>> START

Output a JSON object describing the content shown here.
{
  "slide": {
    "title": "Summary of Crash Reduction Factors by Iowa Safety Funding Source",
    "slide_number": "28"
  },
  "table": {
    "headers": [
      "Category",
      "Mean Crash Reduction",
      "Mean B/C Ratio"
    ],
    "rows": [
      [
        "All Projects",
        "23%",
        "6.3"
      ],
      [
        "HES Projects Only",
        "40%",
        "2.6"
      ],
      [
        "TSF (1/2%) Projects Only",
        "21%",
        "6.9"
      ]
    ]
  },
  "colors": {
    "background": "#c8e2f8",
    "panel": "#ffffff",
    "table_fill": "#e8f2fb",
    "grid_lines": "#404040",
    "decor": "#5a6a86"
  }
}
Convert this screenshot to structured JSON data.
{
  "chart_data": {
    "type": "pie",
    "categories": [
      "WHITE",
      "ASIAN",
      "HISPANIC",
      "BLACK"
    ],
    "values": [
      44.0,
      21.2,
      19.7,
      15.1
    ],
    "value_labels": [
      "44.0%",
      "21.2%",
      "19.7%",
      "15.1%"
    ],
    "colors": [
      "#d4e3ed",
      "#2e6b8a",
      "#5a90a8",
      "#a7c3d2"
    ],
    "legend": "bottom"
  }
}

>> END

=== Stated goal ===
Show all lines from the records above where the word "Only" occurs.

=== Output ===
        "HES Projects Only",
        "TSF (1/2%) Projects Only",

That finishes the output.